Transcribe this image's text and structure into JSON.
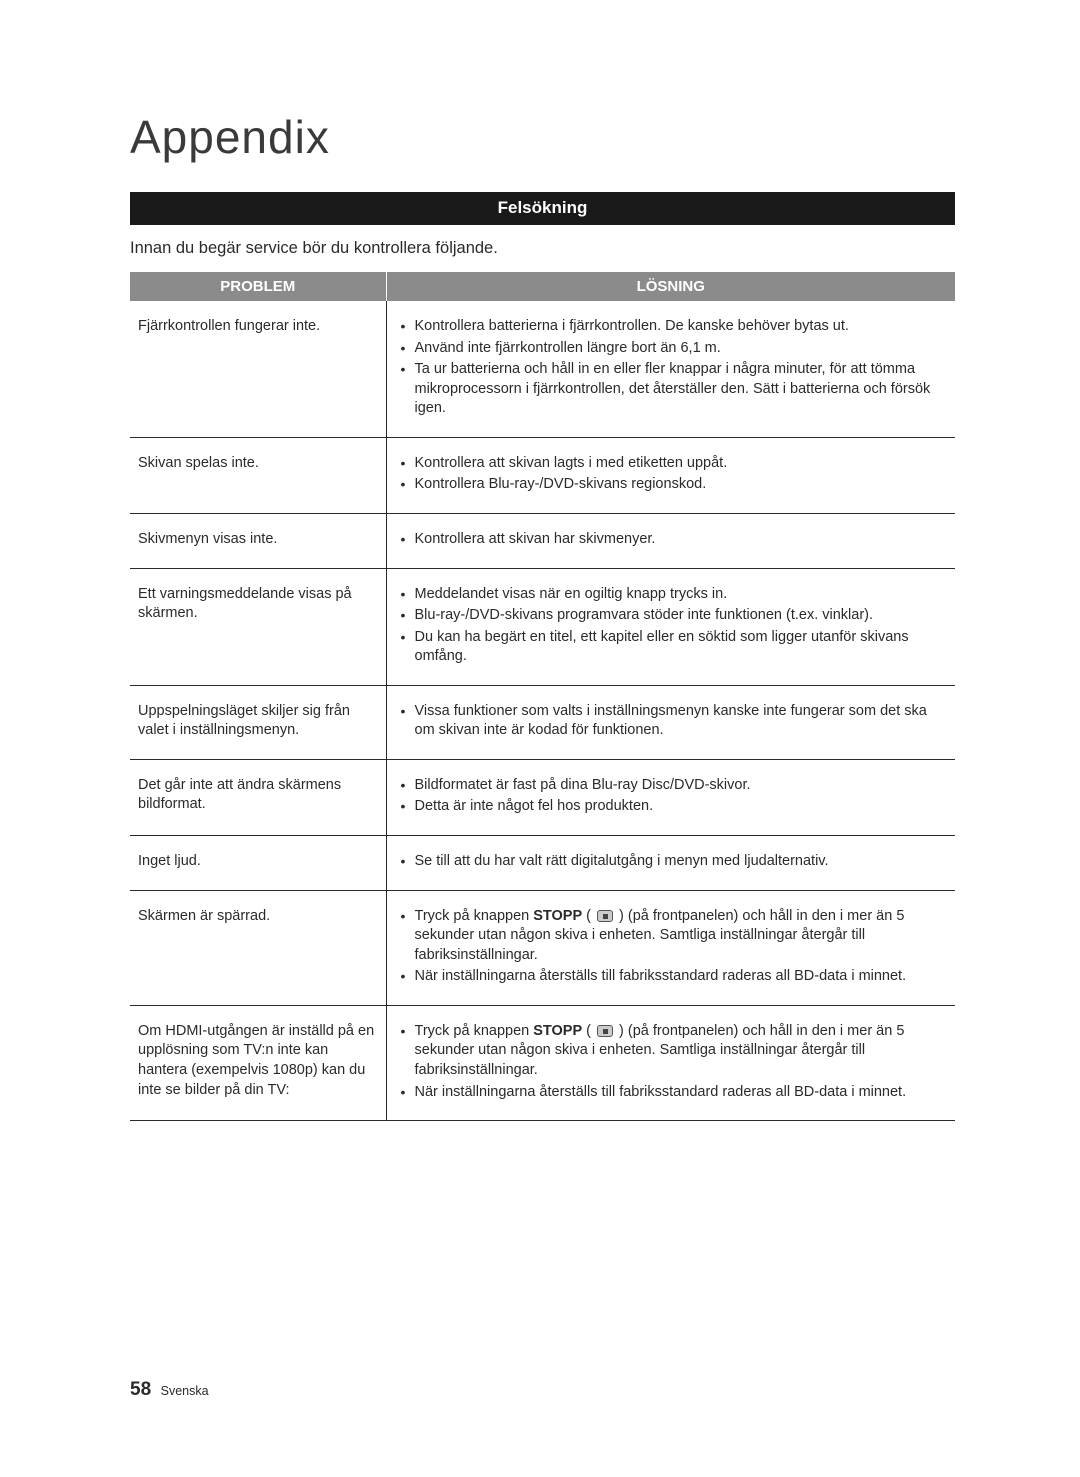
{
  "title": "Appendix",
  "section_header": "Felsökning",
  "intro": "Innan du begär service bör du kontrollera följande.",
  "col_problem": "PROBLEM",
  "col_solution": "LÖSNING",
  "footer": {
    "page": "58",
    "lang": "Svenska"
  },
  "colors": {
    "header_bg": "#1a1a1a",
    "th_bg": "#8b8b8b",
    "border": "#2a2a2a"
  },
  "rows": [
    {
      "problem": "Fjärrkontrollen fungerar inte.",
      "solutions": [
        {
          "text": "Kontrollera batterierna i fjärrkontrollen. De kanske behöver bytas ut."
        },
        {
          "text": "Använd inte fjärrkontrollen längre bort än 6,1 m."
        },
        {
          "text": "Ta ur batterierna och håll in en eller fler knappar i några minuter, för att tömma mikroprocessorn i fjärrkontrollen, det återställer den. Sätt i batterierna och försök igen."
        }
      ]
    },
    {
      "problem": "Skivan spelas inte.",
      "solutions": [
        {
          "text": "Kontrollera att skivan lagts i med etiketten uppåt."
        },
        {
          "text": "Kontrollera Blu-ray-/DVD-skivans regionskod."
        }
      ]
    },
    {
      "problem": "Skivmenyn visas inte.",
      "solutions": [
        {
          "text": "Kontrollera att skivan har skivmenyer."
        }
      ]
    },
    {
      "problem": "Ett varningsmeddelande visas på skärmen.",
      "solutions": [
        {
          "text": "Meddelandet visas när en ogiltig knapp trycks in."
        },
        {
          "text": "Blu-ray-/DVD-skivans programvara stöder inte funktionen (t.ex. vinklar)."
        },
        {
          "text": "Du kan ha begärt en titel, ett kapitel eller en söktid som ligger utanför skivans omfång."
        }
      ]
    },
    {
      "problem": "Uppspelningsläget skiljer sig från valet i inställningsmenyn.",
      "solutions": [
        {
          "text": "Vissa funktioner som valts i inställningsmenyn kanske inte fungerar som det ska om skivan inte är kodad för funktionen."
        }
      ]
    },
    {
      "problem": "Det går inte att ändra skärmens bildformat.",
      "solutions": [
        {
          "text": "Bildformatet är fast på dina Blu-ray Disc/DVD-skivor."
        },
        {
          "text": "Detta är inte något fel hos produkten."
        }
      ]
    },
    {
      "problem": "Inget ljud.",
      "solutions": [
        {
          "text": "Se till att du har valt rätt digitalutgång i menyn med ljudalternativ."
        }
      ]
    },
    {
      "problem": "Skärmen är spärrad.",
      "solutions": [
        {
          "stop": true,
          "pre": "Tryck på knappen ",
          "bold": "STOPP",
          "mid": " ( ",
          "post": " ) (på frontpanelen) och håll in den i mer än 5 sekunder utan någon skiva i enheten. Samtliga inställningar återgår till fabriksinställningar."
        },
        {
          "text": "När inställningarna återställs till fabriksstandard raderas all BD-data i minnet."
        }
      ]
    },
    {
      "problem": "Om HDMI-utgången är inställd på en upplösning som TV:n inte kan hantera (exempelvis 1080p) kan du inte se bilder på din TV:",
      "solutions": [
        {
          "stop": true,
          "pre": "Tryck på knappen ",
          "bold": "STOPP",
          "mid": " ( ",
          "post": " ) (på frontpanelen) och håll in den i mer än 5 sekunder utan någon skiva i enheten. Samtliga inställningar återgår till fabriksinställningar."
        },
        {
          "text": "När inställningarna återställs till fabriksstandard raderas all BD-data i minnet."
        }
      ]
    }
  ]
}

+===+

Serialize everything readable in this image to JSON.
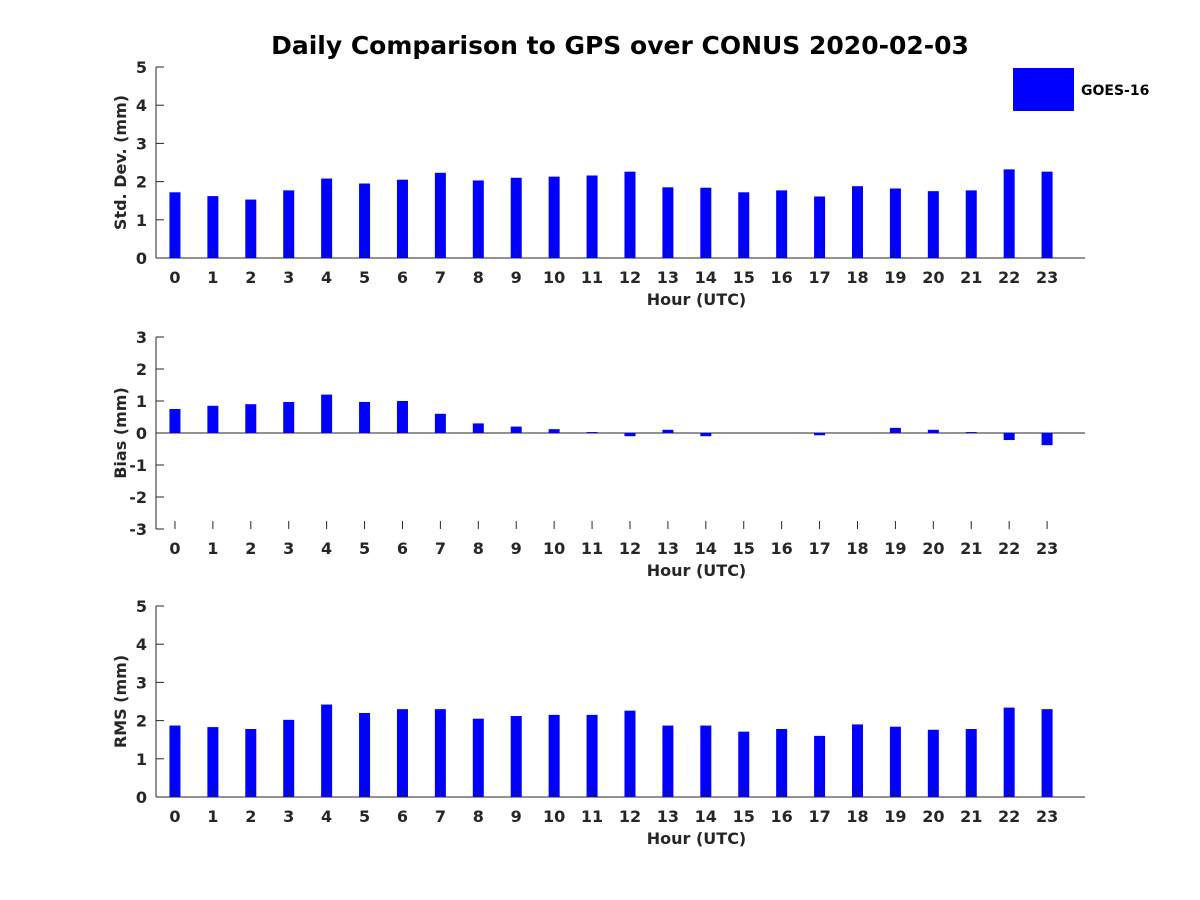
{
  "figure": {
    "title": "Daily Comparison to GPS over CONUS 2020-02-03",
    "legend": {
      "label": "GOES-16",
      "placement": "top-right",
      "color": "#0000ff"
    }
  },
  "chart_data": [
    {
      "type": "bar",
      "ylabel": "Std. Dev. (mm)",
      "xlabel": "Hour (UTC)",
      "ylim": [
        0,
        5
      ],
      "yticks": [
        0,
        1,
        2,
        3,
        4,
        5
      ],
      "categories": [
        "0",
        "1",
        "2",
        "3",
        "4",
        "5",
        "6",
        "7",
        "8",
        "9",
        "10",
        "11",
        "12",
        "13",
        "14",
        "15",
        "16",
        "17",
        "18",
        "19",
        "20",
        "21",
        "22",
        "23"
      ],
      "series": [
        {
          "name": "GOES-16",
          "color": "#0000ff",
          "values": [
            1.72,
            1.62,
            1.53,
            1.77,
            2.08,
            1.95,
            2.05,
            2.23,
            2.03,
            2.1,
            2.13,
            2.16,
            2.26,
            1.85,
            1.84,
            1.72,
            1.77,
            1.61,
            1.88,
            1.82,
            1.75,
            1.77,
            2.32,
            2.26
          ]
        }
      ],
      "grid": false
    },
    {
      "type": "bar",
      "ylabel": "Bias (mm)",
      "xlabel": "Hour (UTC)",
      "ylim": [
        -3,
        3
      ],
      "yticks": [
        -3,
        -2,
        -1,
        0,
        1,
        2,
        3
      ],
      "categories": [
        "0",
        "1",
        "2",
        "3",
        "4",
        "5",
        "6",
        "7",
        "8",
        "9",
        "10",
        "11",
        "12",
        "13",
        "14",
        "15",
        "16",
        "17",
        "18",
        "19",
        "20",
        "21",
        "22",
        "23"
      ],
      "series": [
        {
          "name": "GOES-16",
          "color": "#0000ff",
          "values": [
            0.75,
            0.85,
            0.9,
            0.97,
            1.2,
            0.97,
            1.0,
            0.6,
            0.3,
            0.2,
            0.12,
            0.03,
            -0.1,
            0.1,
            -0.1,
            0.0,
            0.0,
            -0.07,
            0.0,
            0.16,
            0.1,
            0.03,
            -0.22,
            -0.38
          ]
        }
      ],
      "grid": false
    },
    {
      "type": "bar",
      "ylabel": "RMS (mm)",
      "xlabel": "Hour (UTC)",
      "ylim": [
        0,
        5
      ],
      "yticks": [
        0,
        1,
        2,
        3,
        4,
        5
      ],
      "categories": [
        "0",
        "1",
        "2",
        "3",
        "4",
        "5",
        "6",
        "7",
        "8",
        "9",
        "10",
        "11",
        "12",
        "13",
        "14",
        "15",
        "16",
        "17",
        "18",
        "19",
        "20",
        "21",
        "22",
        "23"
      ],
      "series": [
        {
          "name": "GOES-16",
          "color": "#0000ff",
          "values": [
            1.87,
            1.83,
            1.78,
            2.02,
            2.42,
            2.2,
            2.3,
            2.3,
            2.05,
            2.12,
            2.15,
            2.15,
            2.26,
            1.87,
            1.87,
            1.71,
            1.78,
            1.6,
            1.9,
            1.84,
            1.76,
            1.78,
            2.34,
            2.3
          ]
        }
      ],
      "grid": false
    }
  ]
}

+===+

**Task goal:** Tally the lines of the data that contain the string "kanske" and report the total alone.

**Worked solution:** 2